Recently, Home Affairs Minister Peter Dutton described Islamic terrorism as “Left-wing” and LNP senators complained that the head of ASIO referred to “Right-wing” extremists in a way that upset “conservative” Australians. Dr Martin Hirst reports.
IT SEEMS THAT despite all the hand-wringing to the contrary, the terms “Left” and “Right” do matter and might actually mean something.
Let’s start by unpacking some rather confusing and illogical remarks by one of Australia’s most outspoken and out-of-their-mind politicians, Senator Malcolm Roberts.
When he was questioning ASIO Director-General Mike Burgess before the Legal and Constitutional Affairs Committee during this week’s Senate Estimates hearings, Roberts said:
I'm trying to put the question to you properly, Mr Burgess — the terms 'the Left' and 'the Right' would seem to be ones that confuse. Maybe they're even designed to confuse. I'm not accusing you of using those terms for that intent. They've been generally accepted across the community. But, to me, Hitler was raised as someone from the Right when he was a socialist.
In fact, most of the dictators and most of the mass murderers of the last century were actually socialists or communists. So 'the Left' and 'the Right' gets fuzzy. Perhaps a better terminology would be to do with control versus freedom, in terms of the people who are seeking to take away freedoms, whether it be from a country or from individuals within a country. Because it seems to me that, whenever the terminology is confused, your job of communicating to the Australian people will be more difficult.
“Hitler was a socialist”? Well, no, he wasn’t. Hitler was a fascist and we’ve been here before, but this talking point is not going to go away. Not while it can be deployed to gaslight the public and throw kibble to the rabid and barking mad supporters of One Nation and other far-Right nodules of craziness on the political spectrum.
The excitable and imaginative Liberal Senator Concetta Fierravanti-Wells also voiced concern over the same issue when questioning Mike Burgess at Senate Estimates this week.
Director-General, I'm… concerned about the use of the terminology of 'Right'. 'Right' is associated with conservatism in this country and there are many people of conservative background who take exception to being tarred with the same brush. I think that you do understand that your comments, particularly when you refer to them solely as 'Right-wing', have the potential to offend a lot of Australians.
Perhaps, then, we should talk about conservative extremists if that would keep the Senator happy.
Why are these senators so upset about the deployment of the term “Right-wing extremists”? Apart from the fact that the extremists tend to be among their voter base and most vocal supporters, we might argue that it is to cause deliberate confusion and to provide some sort of camouflage for the extremists at their end of the political spectrum.
And why would Roberts and Fierravanti-Wells want to do this? The most logical reason is to protect their benefactor, Peter Dutton. The conservative extremists in the Liberal Party and their fellow travellers in One Nation are keen to have Dutton replace Prime Minister Scott Morrison and Pauline Hanson has been outspoken about her support for this move.
This is because Peter Dutton thinks Left-wing activists are as bad as and as dangerous as Islamic terrorists. And so do Hanson and co.
According to Dutton and the conservative extremists, advocating for civil disobedience in the face of unjust laws and discriminatory policies is as bad as blowing things up in the name of Allah.
Of course, Dutton’s view is nonsense, but it is dangerous nonsense.
Don’t take my word for it — take Peter Dutton’s.
== == ==
Exercise objective -
Answer these questions from the article above on the terms "Left" and "Right":
(a) Before which committee was Senator Malcolm Roberts questioning Mike Burgess?
(b) Which Liberal senator said "Right" is associated with conservatism in Australia?
(c) Whom does Pauline Hanson support to replace Scott Morrison as Prime Minister?

Dataset content -
== == ==
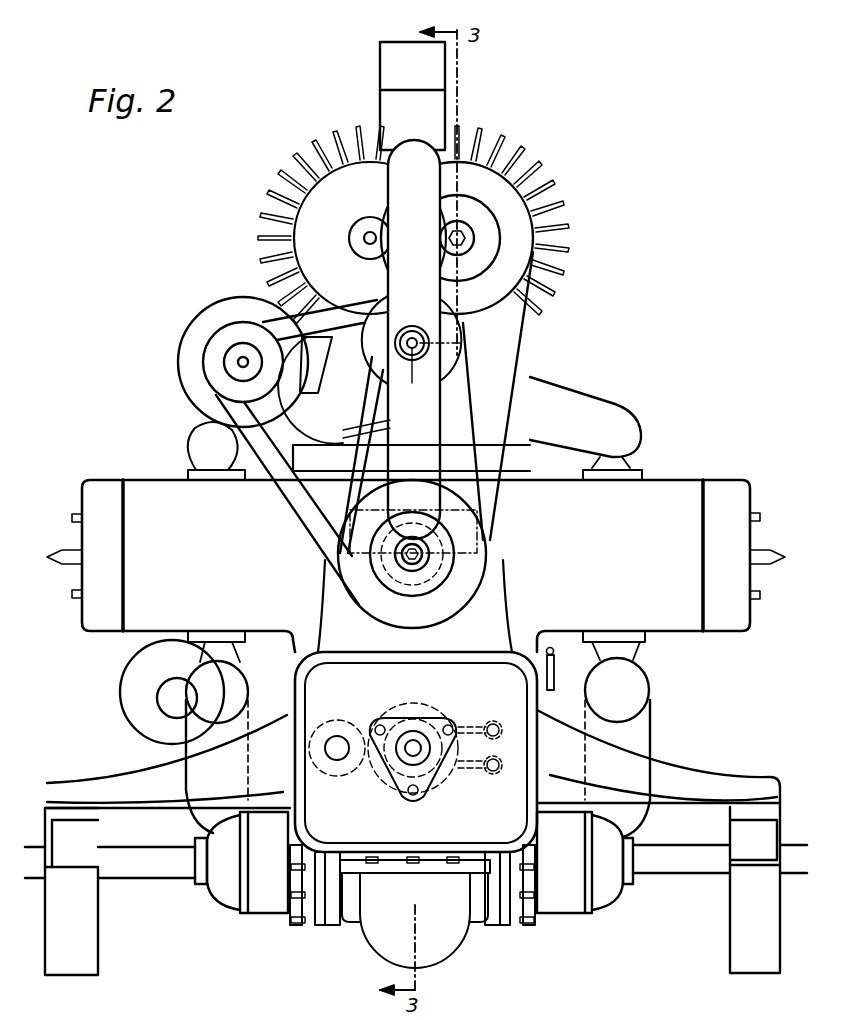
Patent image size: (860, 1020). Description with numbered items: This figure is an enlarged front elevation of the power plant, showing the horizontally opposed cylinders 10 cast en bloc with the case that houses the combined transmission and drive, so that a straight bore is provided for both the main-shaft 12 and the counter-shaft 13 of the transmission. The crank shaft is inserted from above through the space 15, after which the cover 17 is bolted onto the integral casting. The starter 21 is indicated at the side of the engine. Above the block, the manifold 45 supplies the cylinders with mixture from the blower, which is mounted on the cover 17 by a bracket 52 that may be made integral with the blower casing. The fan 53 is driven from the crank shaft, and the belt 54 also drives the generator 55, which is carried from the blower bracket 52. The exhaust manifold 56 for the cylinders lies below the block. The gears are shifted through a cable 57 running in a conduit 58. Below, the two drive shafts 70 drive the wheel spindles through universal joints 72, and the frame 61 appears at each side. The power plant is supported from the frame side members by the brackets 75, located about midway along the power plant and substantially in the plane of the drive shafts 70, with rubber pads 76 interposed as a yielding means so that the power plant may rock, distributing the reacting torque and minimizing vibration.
== == ==
Correct output -
(a) The Legal and Constitutional Affairs Committee
(b) Concetta Fierravanti-Wells
(c) Peter Dutton